- [Problem requirements]: Write every entry out again exactly, please, and skip the pictures.
## Begin
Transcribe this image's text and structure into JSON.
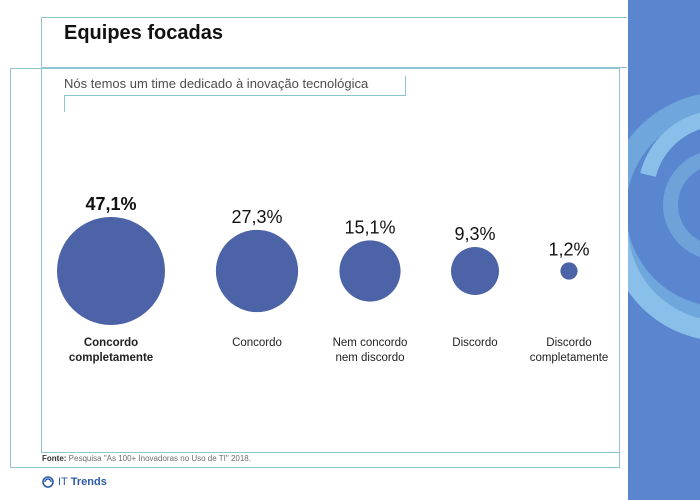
{
  "header": {
    "title": "Equipes focadas"
  },
  "chart_data": {
    "type": "bubble",
    "title": "Equipes focadas",
    "subtitle": "Nós temos um time dedicado à inovação tecnológica",
    "categories": [
      "Concordo completamente",
      "Concordo",
      "Nem concordo nem discordo",
      "Discordo",
      "Discordo completamente"
    ],
    "values": [
      47.1,
      27.3,
      15.1,
      9.3,
      1.2
    ],
    "value_labels": [
      "47,1%",
      "27,3%",
      "15,1%",
      "9,3%",
      "1,2%"
    ],
    "category_lines": [
      [
        "Concordo",
        "completamente"
      ],
      [
        "Concordo"
      ],
      [
        "Nem concordo",
        "nem discordo"
      ],
      [
        "Discordo"
      ],
      [
        "Discordo",
        "completamente"
      ]
    ],
    "highlight_index": 0,
    "bubble_color": "#4d63a8"
  },
  "footer": {
    "source_label": "Fonte:",
    "source_text": " Pesquisa \"As 100+ Inovadoras no Uso de TI\" 2018.",
    "brand_it": "IT",
    "brand_trends": "Trends",
    "brand_color": "#2b5aa8"
  },
  "sidebar": {
    "color": "#5a86cf",
    "accent": "#7fb3e3"
  }
}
## End
- [Exercise result]:
Transcribe this image's text and structure into JSON.
{
  "header": {
    "title": "Equipes focadas"
  },
  "chart_data": {
    "type": "bubble",
    "title": "Equipes focadas",
    "subtitle": "Nós temos um time dedicado à inovação tecnológica",
    "categories": [
      "Concordo completamente",
      "Concordo",
      "Nem concordo nem discordo",
      "Discordo",
      "Discordo completamente"
    ],
    "values": [
      47.1,
      27.3,
      15.1,
      9.3,
      1.2
    ],
    "value_labels": [
      "47,1%",
      "27,3%",
      "15,1%",
      "9,3%",
      "1,2%"
    ],
    "category_lines": [
      [
        "Concordo",
        "completamente"
      ],
      [
        "Concordo"
      ],
      [
        "Nem concordo",
        "nem discordo"
      ],
      [
        "Discordo"
      ],
      [
        "Discordo",
        "completamente"
      ]
    ],
    "highlight_index": 0,
    "bubble_color": "#4d63a8"
  },
  "footer": {
    "source_label": "Fonte:",
    "source_text": " Pesquisa \"As 100+ Inovadoras no Uso de TI\" 2018.",
    "brand_it": "IT",
    "brand_trends": "Trends",
    "brand_color": "#2b5aa8"
  },
  "sidebar": {
    "color": "#5a86cf",
    "accent": "#7fb3e3"
  }
}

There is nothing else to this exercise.